* START *

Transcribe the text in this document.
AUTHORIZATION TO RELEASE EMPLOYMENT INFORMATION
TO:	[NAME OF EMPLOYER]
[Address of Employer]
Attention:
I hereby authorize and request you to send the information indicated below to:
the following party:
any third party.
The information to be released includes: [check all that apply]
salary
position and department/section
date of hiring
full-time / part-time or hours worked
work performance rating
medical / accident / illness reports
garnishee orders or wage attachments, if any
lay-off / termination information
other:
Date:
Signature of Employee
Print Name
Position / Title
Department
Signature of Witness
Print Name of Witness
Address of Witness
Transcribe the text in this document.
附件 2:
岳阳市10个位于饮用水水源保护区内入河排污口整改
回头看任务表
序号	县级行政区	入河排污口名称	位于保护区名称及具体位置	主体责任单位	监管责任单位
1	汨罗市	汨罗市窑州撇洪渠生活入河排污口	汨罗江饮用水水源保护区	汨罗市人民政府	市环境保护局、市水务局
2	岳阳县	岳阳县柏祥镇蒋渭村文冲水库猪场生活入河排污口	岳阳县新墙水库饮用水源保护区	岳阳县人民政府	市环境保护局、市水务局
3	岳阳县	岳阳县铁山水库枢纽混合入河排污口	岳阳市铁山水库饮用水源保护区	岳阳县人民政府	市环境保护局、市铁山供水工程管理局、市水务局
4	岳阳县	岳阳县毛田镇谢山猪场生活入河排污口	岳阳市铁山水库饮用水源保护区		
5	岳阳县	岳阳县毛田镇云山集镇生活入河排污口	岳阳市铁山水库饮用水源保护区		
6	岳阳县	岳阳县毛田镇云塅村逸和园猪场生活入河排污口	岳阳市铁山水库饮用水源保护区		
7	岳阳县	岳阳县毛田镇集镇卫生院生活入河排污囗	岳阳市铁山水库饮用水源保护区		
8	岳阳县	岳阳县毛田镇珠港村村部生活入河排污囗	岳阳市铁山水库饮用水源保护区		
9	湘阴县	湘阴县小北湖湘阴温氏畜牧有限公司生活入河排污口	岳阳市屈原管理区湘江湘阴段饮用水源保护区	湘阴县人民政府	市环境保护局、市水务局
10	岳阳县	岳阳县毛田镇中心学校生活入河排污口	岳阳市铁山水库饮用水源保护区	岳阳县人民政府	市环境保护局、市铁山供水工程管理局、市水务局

* END *

### [TASK INSTRUCTIONS]
Copy every line from the records above that contains the word "Address".

### [ANSWER TO THIS TASK]
[Address of Employer]
Address of Witness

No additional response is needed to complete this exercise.